## Listed records
— Start —

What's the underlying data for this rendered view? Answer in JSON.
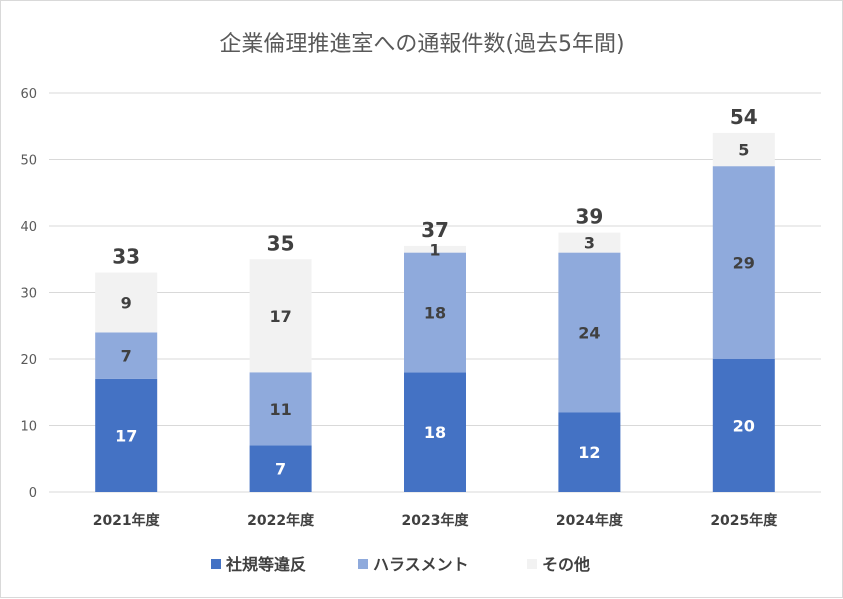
{
  "chart_data": {
    "type": "bar",
    "stacked": true,
    "title": "企業倫理推進室への通報件数(過去5年間)",
    "categories": [
      "2021年度",
      "2022年度",
      "2023年度",
      "2024年度",
      "2025年度"
    ],
    "series": [
      {
        "name": "社規等違反",
        "color": "#4472C4",
        "values": [
          17,
          7,
          18,
          12,
          20
        ]
      },
      {
        "name": "ハラスメント",
        "color": "#8FAADC",
        "values": [
          7,
          11,
          18,
          24,
          29
        ]
      },
      {
        "name": "その他",
        "color": "#F2F2F2",
        "values": [
          9,
          17,
          1,
          3,
          5
        ]
      }
    ],
    "totals": [
      "33",
      "35",
      "37",
      "39",
      "54"
    ],
    "ylim": [
      0,
      60
    ],
    "yticks": [
      0,
      10,
      20,
      30,
      40,
      50,
      60
    ],
    "grid": true,
    "legend": "bottom"
  }
}
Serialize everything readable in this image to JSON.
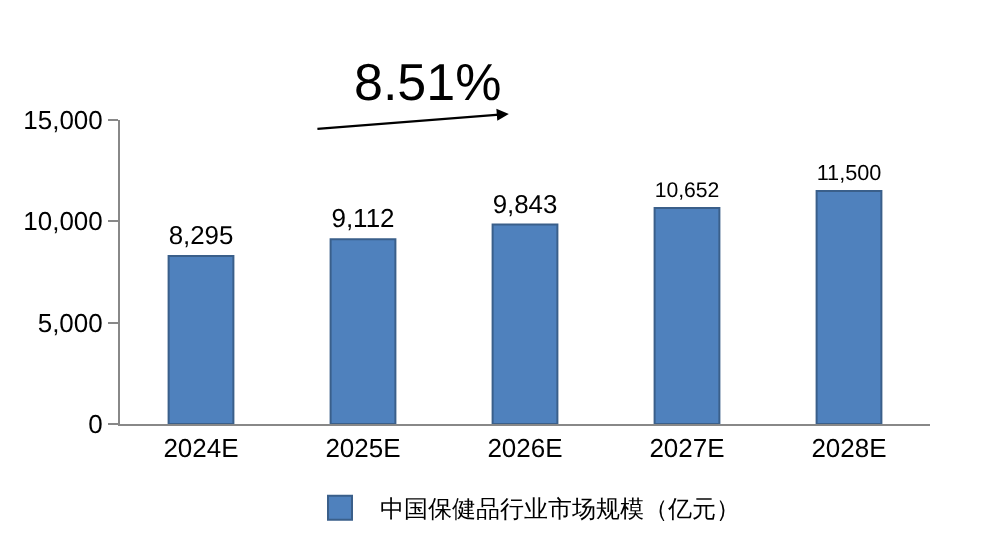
{
  "chart_data": {
    "type": "bar",
    "categories": [
      "2024E",
      "2025E",
      "2026E",
      "2027E",
      "2028E"
    ],
    "series": [
      {
        "name": "中国保健品行业市场规模（亿元）",
        "color": "#4f81bd",
        "values": [
          8295,
          9112,
          9843,
          10652,
          11500
        ]
      }
    ],
    "value_labels": [
      "8,295",
      "9,112",
      "9,843",
      "10,652",
      "11,500"
    ],
    "ylim": [
      0,
      15000
    ],
    "yticks": [
      {
        "value": 0,
        "label": "0"
      },
      {
        "value": 5000,
        "label": "5,000"
      },
      {
        "value": 10000,
        "label": "10,000"
      },
      {
        "value": 15000,
        "label": "15,000"
      }
    ],
    "annotations": [
      "8.51%"
    ],
    "grid": false,
    "legend": "bottom"
  }
}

— End —

All of the lines above should be retyped precisely, apart from the pictures.

## Response
What's the underlying data for this rendered view? Answer in JSON.
{
  "chart_data": {
    "type": "bar",
    "stacked": true,
    "title": "企業倫理推進室への通報件数(過去5年間)",
    "categories": [
      "2021年度",
      "2022年度",
      "2023年度",
      "2024年度",
      "2025年度"
    ],
    "series": [
      {
        "name": "社規等違反",
        "color": "#4472C4",
        "values": [
          17,
          7,
          18,
          12,
          20
        ]
      },
      {
        "name": "ハラスメント",
        "color": "#8FAADC",
        "values": [
          7,
          11,
          18,
          24,
          29
        ]
      },
      {
        "name": "その他",
        "color": "#F2F2F2",
        "values": [
          9,
          17,
          1,
          3,
          5
        ]
      }
    ],
    "totals": [
      "33",
      "35",
      "37",
      "39",
      "54"
    ],
    "ylim": [
      0,
      60
    ],
    "yticks": [
      0,
      10,
      20,
      30,
      40,
      50,
      60
    ],
    "grid": true,
    "legend": "bottom"
  }
}
Serialize everything readable in this image to JSON.
{
  "chart_data": {
    "type": "bar",
    "categories": [
      "2024E",
      "2025E",
      "2026E",
      "2027E",
      "2028E"
    ],
    "series": [
      {
        "name": "中国保健品行业市场规模（亿元）",
        "color": "#4f81bd",
        "values": [
          8295,
          9112,
          9843,
          10652,
          11500
        ]
      }
    ],
    "value_labels": [
      "8,295",
      "9,112",
      "9,843",
      "10,652",
      "11,500"
    ],
    "ylim": [
      0,
      15000
    ],
    "yticks": [
      {
        "value": 0,
        "label": "0"
      },
      {
        "value": 5000,
        "label": "5,000"
      },
      {
        "value": 10000,
        "label": "10,000"
      },
      {
        "value": 15000,
        "label": "15,000"
      }
    ],
    "annotations": [
      "8.51%"
    ],
    "grid": false,
    "legend": "bottom"
  }
}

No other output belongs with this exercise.